**Problem:** Return every line below exactly as written.

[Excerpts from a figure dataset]

□ □ □ □ □ □ □

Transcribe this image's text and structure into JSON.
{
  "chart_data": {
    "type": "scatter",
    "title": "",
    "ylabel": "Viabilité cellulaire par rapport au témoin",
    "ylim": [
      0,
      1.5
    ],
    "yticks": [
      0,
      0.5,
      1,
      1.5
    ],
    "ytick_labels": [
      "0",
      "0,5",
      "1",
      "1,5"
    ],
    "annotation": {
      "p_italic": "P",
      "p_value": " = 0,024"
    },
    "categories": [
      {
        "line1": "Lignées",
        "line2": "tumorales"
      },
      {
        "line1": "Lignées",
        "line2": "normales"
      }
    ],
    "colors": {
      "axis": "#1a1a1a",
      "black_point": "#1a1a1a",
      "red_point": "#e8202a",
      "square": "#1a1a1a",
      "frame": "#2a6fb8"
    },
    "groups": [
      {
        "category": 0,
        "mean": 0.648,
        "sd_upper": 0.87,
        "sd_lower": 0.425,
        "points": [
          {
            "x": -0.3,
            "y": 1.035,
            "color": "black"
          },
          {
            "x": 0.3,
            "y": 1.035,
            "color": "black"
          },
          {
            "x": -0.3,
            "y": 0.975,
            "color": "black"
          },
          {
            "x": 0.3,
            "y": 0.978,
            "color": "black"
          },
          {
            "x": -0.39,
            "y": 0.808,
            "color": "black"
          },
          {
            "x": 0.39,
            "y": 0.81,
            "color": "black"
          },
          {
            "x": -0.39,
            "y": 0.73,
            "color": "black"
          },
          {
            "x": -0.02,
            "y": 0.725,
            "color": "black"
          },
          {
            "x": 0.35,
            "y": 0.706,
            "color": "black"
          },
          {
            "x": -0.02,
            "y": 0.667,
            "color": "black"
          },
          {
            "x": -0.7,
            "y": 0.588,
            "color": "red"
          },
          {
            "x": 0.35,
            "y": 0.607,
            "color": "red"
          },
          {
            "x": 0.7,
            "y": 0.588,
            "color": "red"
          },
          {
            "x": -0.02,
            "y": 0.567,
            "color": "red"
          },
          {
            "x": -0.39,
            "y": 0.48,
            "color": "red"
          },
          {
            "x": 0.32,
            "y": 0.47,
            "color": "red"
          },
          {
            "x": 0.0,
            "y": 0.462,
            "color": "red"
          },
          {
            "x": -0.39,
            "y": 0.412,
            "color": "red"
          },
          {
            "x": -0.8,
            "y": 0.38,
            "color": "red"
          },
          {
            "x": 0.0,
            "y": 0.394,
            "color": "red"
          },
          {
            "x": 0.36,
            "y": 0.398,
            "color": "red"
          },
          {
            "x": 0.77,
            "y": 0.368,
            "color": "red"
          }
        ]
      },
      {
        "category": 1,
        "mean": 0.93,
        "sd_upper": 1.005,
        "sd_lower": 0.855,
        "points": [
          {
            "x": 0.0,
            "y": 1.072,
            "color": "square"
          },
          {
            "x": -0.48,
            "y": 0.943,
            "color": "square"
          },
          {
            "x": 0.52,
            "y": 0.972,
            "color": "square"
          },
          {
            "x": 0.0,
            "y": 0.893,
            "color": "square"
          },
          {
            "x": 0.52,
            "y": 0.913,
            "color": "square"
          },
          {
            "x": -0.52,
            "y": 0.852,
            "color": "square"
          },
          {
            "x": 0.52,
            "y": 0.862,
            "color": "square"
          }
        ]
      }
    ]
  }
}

□ □ □ □ □ □ □

**Response to this exercise:**
Transcribe this image's text and structure into JSON.
{
  "chart_data": {
    "type": "scatter",
    "title": "",
    "ylabel": "Viabilité cellulaire par rapport au témoin",
    "ylim": [
      0,
      1.5
    ],
    "yticks": [
      0,
      0.5,
      1,
      1.5
    ],
    "ytick_labels": [
      "0",
      "0,5",
      "1",
      "1,5"
    ],
    "annotation": {
      "p_italic": "P",
      "p_value": " = 0,024"
    },
    "categories": [
      {
        "line1": "Lignées",
        "line2": "tumorales"
      },
      {
        "line1": "Lignées",
        "line2": "normales"
      }
    ],
    "colors": {
      "axis": "#1a1a1a",
      "black_point": "#1a1a1a",
      "red_point": "#e8202a",
      "square": "#1a1a1a",
      "frame": "#2a6fb8"
    },
    "groups": [
      {
        "category": 0,
        "mean": 0.648,
        "sd_upper": 0.87,
        "sd_lower": 0.425,
        "points": [
          {
            "x": -0.3,
            "y": 1.035,
            "color": "black"
          },
          {
            "x": 0.3,
            "y": 1.035,
            "color": "black"
          },
          {
            "x": -0.3,
            "y": 0.975,
            "color": "black"
          },
          {
            "x": 0.3,
            "y": 0.978,
            "color": "black"
          },
          {
            "x": -0.39,
            "y": 0.808,
            "color": "black"
          },
          {
            "x": 0.39,
            "y": 0.81,
            "color": "black"
          },
          {
            "x": -0.39,
            "y": 0.73,
            "color": "black"
          },
          {
            "x": -0.02,
            "y": 0.725,
            "color": "black"
          },
          {
            "x": 0.35,
            "y": 0.706,
            "color": "black"
          },
          {
            "x": -0.02,
            "y": 0.667,
            "color": "black"
          },
          {
            "x": -0.7,
            "y": 0.588,
            "color": "red"
          },
          {
            "x": 0.35,
            "y": 0.607,
            "color": "red"
          },
          {
            "x": 0.7,
            "y": 0.588,
            "color": "red"
          },
          {
            "x": -0.02,
            "y": 0.567,
            "color": "red"
          },
          {
            "x": -0.39,
            "y": 0.48,
            "color": "red"
          },
          {
            "x": 0.32,
            "y": 0.47,
            "color": "red"
          },
          {
            "x": 0.0,
            "y": 0.462,
            "color": "red"
          },
          {
            "x": -0.39,
            "y": 0.412,
            "color": "red"
          },
          {
            "x": -0.8,
            "y": 0.38,
            "color": "red"
          },
          {
            "x": 0.0,
            "y": 0.394,
            "color": "red"
          },
          {
            "x": 0.36,
            "y": 0.398,
            "color": "red"
          },
          {
            "x": 0.77,
            "y": 0.368,
            "color": "red"
          }
        ]
      },
      {
        "category": 1,
        "mean": 0.93,
        "sd_upper": 1.005,
        "sd_lower": 0.855,
        "points": [
          {
            "x": 0.0,
            "y": 1.072,
            "color": "square"
          },
          {
            "x": -0.48,
            "y": 0.943,
            "color": "square"
          },
          {
            "x": 0.52,
            "y": 0.972,
            "color": "square"
          },
          {
            "x": 0.0,
            "y": 0.893,
            "color": "square"
          },
          {
            "x": 0.52,
            "y": 0.913,
            "color": "square"
          },
          {
            "x": -0.52,
            "y": 0.852,
            "color": "square"
          },
          {
            "x": 0.52,
            "y": 0.862,
            "color": "square"
          }
        ]
      }
    ]
  }
}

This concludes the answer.